● **WHAT THE TASK REQUIRES**
Reproduce every line of the data below word for word, leaving out the pictures.

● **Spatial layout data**
* Start *

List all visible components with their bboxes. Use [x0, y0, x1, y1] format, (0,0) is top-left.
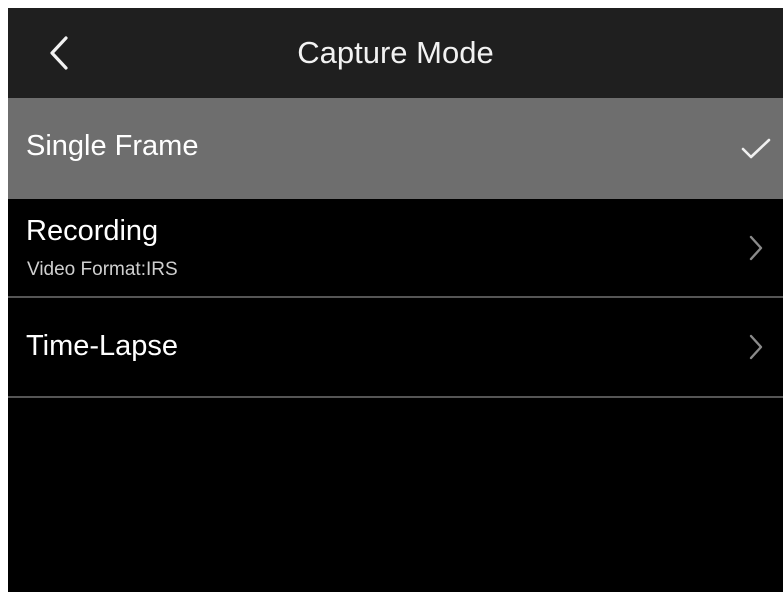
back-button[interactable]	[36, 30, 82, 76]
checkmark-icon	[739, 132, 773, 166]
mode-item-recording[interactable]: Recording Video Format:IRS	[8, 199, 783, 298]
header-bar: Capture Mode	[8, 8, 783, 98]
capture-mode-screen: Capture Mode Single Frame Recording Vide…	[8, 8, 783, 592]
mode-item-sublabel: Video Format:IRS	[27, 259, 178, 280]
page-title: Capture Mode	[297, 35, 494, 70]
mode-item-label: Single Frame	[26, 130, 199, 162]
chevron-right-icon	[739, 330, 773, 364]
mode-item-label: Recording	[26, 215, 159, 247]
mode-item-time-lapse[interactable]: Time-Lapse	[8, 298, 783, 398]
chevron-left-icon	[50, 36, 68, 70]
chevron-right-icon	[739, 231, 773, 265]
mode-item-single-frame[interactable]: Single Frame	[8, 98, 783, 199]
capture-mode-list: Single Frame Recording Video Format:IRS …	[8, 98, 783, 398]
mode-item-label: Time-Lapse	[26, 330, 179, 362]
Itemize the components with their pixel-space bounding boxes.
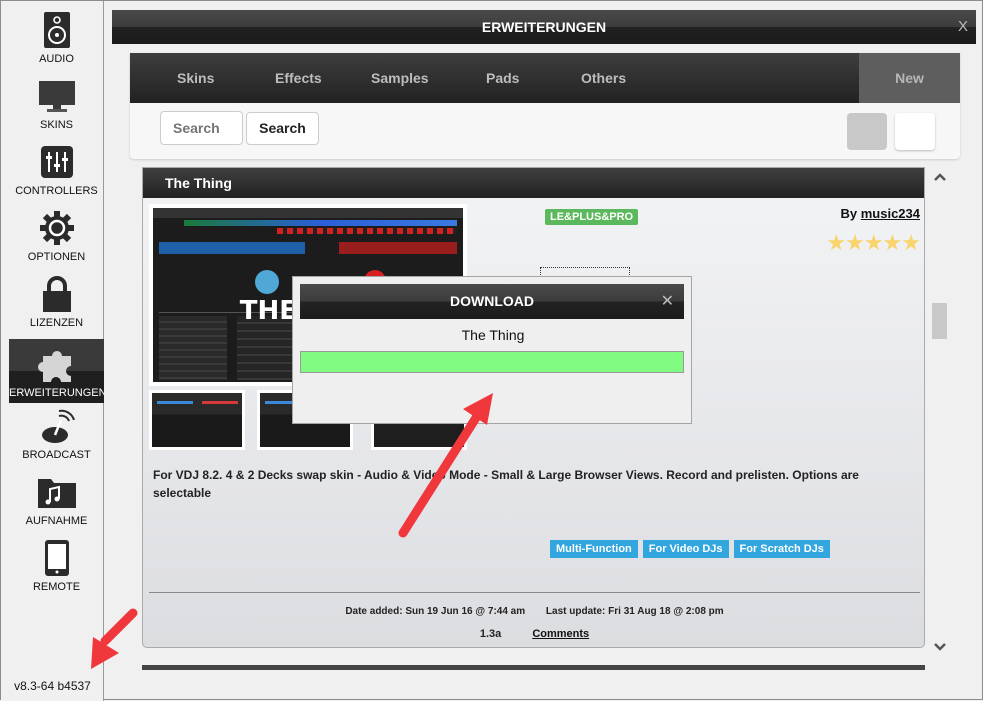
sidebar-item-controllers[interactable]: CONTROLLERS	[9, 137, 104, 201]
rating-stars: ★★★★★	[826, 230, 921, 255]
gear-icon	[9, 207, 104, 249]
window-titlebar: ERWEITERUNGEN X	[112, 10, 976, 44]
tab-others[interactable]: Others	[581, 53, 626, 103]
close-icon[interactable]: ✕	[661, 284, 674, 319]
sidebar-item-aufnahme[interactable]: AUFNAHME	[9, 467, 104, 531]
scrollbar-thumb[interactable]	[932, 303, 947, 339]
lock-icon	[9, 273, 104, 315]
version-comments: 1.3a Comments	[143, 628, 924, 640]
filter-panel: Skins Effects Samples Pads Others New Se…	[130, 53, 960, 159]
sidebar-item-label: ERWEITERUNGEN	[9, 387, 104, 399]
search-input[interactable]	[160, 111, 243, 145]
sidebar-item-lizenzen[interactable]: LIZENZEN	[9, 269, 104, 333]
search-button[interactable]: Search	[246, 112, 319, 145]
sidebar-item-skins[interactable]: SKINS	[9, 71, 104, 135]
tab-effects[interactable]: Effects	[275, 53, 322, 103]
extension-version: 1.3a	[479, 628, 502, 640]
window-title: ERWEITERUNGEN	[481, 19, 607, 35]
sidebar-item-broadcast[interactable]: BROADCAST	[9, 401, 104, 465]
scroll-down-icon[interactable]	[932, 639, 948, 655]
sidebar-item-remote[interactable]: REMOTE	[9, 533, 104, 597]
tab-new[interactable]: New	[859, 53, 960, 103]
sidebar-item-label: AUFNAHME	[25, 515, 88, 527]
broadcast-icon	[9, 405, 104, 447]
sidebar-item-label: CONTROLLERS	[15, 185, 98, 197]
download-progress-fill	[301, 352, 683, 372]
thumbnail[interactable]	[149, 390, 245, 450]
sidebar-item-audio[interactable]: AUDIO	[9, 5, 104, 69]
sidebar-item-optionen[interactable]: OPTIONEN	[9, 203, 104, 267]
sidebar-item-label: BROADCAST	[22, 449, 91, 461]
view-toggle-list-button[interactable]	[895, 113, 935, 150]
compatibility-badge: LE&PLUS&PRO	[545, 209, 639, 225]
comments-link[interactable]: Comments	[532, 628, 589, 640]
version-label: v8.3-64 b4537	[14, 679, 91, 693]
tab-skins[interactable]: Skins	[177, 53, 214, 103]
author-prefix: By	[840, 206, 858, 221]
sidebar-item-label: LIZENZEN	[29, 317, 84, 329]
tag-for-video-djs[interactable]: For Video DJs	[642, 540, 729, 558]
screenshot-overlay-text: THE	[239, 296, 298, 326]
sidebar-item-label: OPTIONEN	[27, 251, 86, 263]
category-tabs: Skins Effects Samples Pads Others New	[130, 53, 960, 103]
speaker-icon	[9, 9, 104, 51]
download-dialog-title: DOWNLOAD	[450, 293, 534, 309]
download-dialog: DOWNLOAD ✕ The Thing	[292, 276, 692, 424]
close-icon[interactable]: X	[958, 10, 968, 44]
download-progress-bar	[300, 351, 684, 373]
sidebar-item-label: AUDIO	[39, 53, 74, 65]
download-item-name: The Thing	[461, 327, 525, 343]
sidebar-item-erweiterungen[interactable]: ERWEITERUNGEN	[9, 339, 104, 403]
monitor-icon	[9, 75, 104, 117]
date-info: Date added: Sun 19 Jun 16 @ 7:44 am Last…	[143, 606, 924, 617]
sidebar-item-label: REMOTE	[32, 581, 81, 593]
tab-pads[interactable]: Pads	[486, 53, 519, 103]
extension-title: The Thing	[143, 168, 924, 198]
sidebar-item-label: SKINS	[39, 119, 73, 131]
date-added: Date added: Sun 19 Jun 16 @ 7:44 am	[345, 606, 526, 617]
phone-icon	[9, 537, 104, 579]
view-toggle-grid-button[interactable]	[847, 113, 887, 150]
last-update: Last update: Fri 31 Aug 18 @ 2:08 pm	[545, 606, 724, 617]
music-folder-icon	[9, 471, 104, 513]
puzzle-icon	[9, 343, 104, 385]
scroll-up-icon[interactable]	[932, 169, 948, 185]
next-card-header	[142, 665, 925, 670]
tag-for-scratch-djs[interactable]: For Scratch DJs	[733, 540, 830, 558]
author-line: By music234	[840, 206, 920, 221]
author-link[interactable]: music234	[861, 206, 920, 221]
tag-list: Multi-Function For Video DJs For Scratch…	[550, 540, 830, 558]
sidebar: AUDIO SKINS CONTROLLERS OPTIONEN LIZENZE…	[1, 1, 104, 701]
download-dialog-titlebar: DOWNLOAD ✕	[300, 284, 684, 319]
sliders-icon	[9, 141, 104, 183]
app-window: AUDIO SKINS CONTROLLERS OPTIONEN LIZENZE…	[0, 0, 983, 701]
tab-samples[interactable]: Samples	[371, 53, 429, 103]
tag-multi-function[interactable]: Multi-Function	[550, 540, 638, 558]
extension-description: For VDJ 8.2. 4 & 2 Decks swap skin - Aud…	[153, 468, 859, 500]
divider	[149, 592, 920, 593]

* End *

● **FINAL RESULT**
List all visible components with their bboxes. Use [x0, y0, x1, y1] format, (0,0) is top-left.
back-button[interactable]	[36, 30, 82, 76]
checkmark-icon	[739, 132, 773, 166]
mode-item-recording[interactable]: Recording Video Format:IRS	[8, 199, 783, 298]
header-bar: Capture Mode	[8, 8, 783, 98]
capture-mode-screen: Capture Mode Single Frame Recording Vide…	[8, 8, 783, 592]
mode-item-sublabel: Video Format:IRS	[27, 259, 178, 280]
page-title: Capture Mode	[297, 35, 494, 70]
mode-item-label: Single Frame	[26, 130, 199, 162]
chevron-right-icon	[739, 330, 773, 364]
mode-item-label: Recording	[26, 215, 159, 247]
mode-item-time-lapse[interactable]: Time-Lapse	[8, 298, 783, 398]
chevron-left-icon	[50, 36, 68, 70]
chevron-right-icon	[739, 231, 773, 265]
mode-item-single-frame[interactable]: Single Frame	[8, 98, 783, 199]
capture-mode-list: Single Frame Recording Video Format:IRS …	[8, 98, 783, 398]
mode-item-label: Time-Lapse	[26, 330, 179, 362]
Itemize the components with their pixel-space bounding boxes.
sidebar-item-controllers[interactable]: CONTROLLERS	[9, 137, 104, 201]
rating-stars: ★★★★★	[826, 230, 921, 255]
gear-icon	[9, 207, 104, 249]
window-titlebar: ERWEITERUNGEN X	[112, 10, 976, 44]
tab-others[interactable]: Others	[581, 53, 626, 103]
close-icon[interactable]: ✕	[661, 284, 674, 319]
sidebar-item-aufnahme[interactable]: AUFNAHME	[9, 467, 104, 531]
scrollbar-thumb[interactable]	[932, 303, 947, 339]
lock-icon	[9, 273, 104, 315]
version-comments: 1.3a Comments	[143, 628, 924, 640]
filter-panel: Skins Effects Samples Pads Others New Se…	[130, 53, 960, 159]
sidebar-item-label: ERWEITERUNGEN	[9, 387, 104, 399]
search-input[interactable]	[160, 111, 243, 145]
sidebar-item-lizenzen[interactable]: LIZENZEN	[9, 269, 104, 333]
search-button[interactable]: Search	[246, 112, 319, 145]
sidebar-item-skins[interactable]: SKINS	[9, 71, 104, 135]
tab-effects[interactable]: Effects	[275, 53, 322, 103]
extension-version: 1.3a	[479, 628, 502, 640]
window-title: ERWEITERUNGEN	[481, 19, 607, 35]
sidebar-item-broadcast[interactable]: BROADCAST	[9, 401, 104, 465]
scroll-down-icon[interactable]	[932, 639, 948, 655]
sidebar-item-remote[interactable]: REMOTE	[9, 533, 104, 597]
tab-new[interactable]: New	[859, 53, 960, 103]
sidebar-item-label: AUFNAHME	[25, 515, 88, 527]
broadcast-icon	[9, 405, 104, 447]
sidebar-item-label: CONTROLLERS	[15, 185, 98, 197]
download-progress-fill	[301, 352, 683, 372]
thumbnail[interactable]	[149, 390, 245, 450]
sidebar-item-audio[interactable]: AUDIO	[9, 5, 104, 69]
sidebar-item-optionen[interactable]: OPTIONEN	[9, 203, 104, 267]
sidebar-item-label: BROADCAST	[22, 449, 91, 461]
view-toggle-list-button[interactable]	[895, 113, 935, 150]
compatibility-badge: LE&PLUS&PRO	[545, 209, 639, 225]
comments-link[interactable]: Comments	[532, 628, 589, 640]
version-label: v8.3-64 b4537	[14, 679, 91, 693]
tab-skins[interactable]: Skins	[177, 53, 214, 103]
author-prefix: By	[840, 206, 858, 221]
sidebar-item-label: LIZENZEN	[29, 317, 84, 329]
tag-for-video-djs[interactable]: For Video DJs	[642, 540, 729, 558]
screenshot-overlay-text: THE	[239, 296, 298, 326]
sidebar-item-label: OPTIONEN	[27, 251, 86, 263]
category-tabs: Skins Effects Samples Pads Others New	[130, 53, 960, 103]
speaker-icon	[9, 9, 104, 51]
download-dialog-title: DOWNLOAD	[450, 293, 534, 309]
download-dialog: DOWNLOAD ✕ The Thing	[292, 276, 692, 424]
close-icon[interactable]: X	[958, 10, 968, 44]
download-progress-bar	[300, 351, 684, 373]
sidebar-item-label: AUDIO	[39, 53, 74, 65]
download-item-name: The Thing	[461, 327, 525, 343]
sidebar-item-erweiterungen[interactable]: ERWEITERUNGEN	[9, 339, 104, 403]
monitor-icon	[9, 75, 104, 117]
date-info: Date added: Sun 19 Jun 16 @ 7:44 am Last…	[143, 606, 924, 617]
sidebar-item-label: REMOTE	[32, 581, 81, 593]
tab-pads[interactable]: Pads	[486, 53, 519, 103]
extension-title: The Thing	[143, 168, 924, 198]
sidebar-item-label: SKINS	[39, 119, 73, 131]
date-added: Date added: Sun 19 Jun 16 @ 7:44 am	[345, 606, 526, 617]
phone-icon	[9, 537, 104, 579]
view-toggle-grid-button[interactable]	[847, 113, 887, 150]
last-update: Last update: Fri 31 Aug 18 @ 2:08 pm	[545, 606, 724, 617]
music-folder-icon	[9, 471, 104, 513]
puzzle-icon	[9, 343, 104, 385]
scroll-up-icon[interactable]	[932, 169, 948, 185]
next-card-header	[142, 665, 925, 670]
tag-for-scratch-djs[interactable]: For Scratch DJs	[733, 540, 830, 558]
author-line: By music234	[840, 206, 920, 221]
author-link[interactable]: music234	[861, 206, 920, 221]
tag-list: Multi-Function For Video DJs For Scratch…	[550, 540, 830, 558]
sidebar: AUDIO SKINS CONTROLLERS OPTIONEN LIZENZE…	[1, 1, 104, 701]
download-dialog-titlebar: DOWNLOAD ✕	[300, 284, 684, 319]
sliders-icon	[9, 141, 104, 183]
app-window: AUDIO SKINS CONTROLLERS OPTIONEN LIZENZE…	[0, 0, 983, 701]
tab-samples[interactable]: Samples	[371, 53, 429, 103]
tag-multi-function[interactable]: Multi-Function	[550, 540, 638, 558]
extension-description: For VDJ 8.2. 4 & 2 Decks swap skin - Aud…	[153, 468, 859, 500]
divider	[149, 592, 920, 593]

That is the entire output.